**DATA EXCERPTS**.
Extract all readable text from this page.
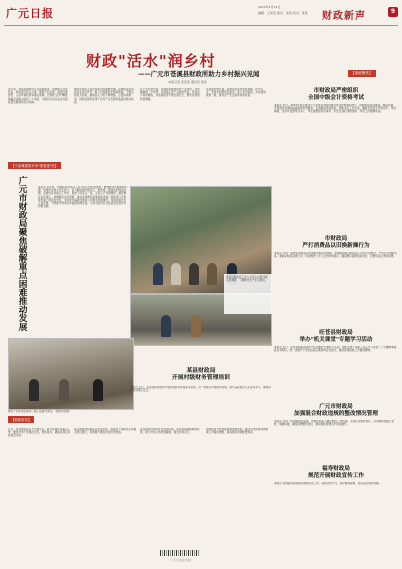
广元日报	2023年1月11日
编辑：王某某 版式：某某 校对：某某	财政新声	9
财政"活水"润乡村
——广元市苍溪县财政所助力乡村振兴见闻
本报记者 某某某 通讯员 某某
【财政聚焦】
近年来，苍溪县财政局立足职能职责，积极整合涉农资金，持续加大投入力度，聚焦产业发展、基础设施建设、人居环境改善等重点领域，让财政"活水"精准滴灌乡村振兴的每一个角落，为推动全县农业农村高质量发展提供坚实保障。
财政资金投入是乡村振兴的重要支撑。县财政局坚持把农业农村作为一般公共预算优先保障领域，不断完善投入机制，确保投入力度不断增强、总量持续增加，统筹各级资金用于乡村产业发展和基础设施补短板。
在产业发展方面，县财政局围绕特色产业布局，支持猕猴桃、中药材、生猪等主导产业提档升级，带动农户持续增收，村集体经济不断发展壮大，群众获得感明显增强。
在基础设施方面，统筹资金支持农村道路、饮水安全、农田水利等项目建设，着力补齐短板，乡村面貌焕然一新，群众生产生活条件持续改善。
市财政局严密组织
全国中级会计资格考试
本报讯 近日，2022年度全国会计专业技术中级资格考试在我市顺利举行。市财政局高度重视，周密部署，严格落实各项防控措施和考务要求，认真组织考前培训，细化考点工作方案，确保考试安全平稳有序。考试期间，全市共设置考点多个，考生按要求有序参考，未发生违纪违规现象，考试工作圆满完成。
市财政局
严打消费品以旧换新操行为
本报讯 为进一步规范消费品以旧换新补贴资金管理，市财政局联合相关部门开展专项整治，严厉打击虚假交易、套取补贴等违规行为，切实维护公平公正的市场秩序，确保惠民政策落到实处，让群众真正得到实惠。
旺苍县财政局
举办"机关课堂"专题学习活动
本报讯 近日，旺苍县财政局举办"机关课堂"专题学习活动，组织全体干部职工深入学习党的二十大精神和财政业务知识，进一步提升干部队伍政治素养和业务能力，推动各项财政工作提质增效。
广元市财政局
加强混合财政违规的整改情况管理
本报讯 为进一步加强财会监督，市财政局着力健全整改工作机制，压紧压实整改责任，对问题逐项建立台账、明确时限，确保问题整改到位，推动财政管理水平持续提升。
福寿财政局
规范开展财政宣传工作
本报讯 县财政局持续强化财政宣传工作，创新宣传方式，讲好财政故事，营造良好舆论氛围。
【干部兼重措并举"推窗惠"民】
广元市财政局聚焦破解重点困难推动发展	本报讯 近年来，市财政局坚持以人民为中心的发展思想，聚焦群众急难愁盼问题，统筹资金加大民生投入，着力解决群众最关心、最直接、最现实的利益问题。在推进乡村振兴工作中，财政干部深入一线，走村入户开展调研，倾听群众意见建议，协调解决实际困难，推动各项惠民政策落地见效。财政部门还积极争取上级资金支持，支持农村基础设施和公共服务设施建设，持续改善农村人居环境，不断提升群众的幸福感和满意度，为全市经济社会高质量发展作出积极贡献。
苍溪县财政局工作人员深入村组开展走访调研，了解群众生产生活情况。
财政干部在项目现场了解工程建设进度。（财政局供图）
某县财政局
开展村级财务管理培训
本报讯 近日，某县财政局组织开展村级财务管理业务培训，进一步规范村级财务管理，提升基层财会人员业务水平，确保资金使用规范安全。
【财政短讯】
近日，某县财政局召开专题会议，研究部署年度重点工作，要求全体干部强化担当，狠抓落实，确保各项任务高质量完成。
某区财政局积极盘活存量资金，统筹用于保障民生和重点项目建设，有效提升财政资金使用效益。
某县财政局持续优化营商环境，落实落细减税降费政策，助力市场主体纾困解难，激发市场活力。
市财政局开展预算绩效管理培训，推动全市预算绩效管理工作提质增效，提高财政资源配置效率。
广元日报社出版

**TASK REQUIREMENTS**. Every line in the data above that contains "专题学习活动" needs to be copied.

**THE REPLY**.
举办"机关课堂"专题学习活动
本报讯 近日，旺苍县财政局举办"机关课堂"专题学习活动，组织全体干部职工深入学习党的二十大精神和财政业务知识，进一步提升干部队伍政治素养和业务能力，推动各项财政工作提质增效。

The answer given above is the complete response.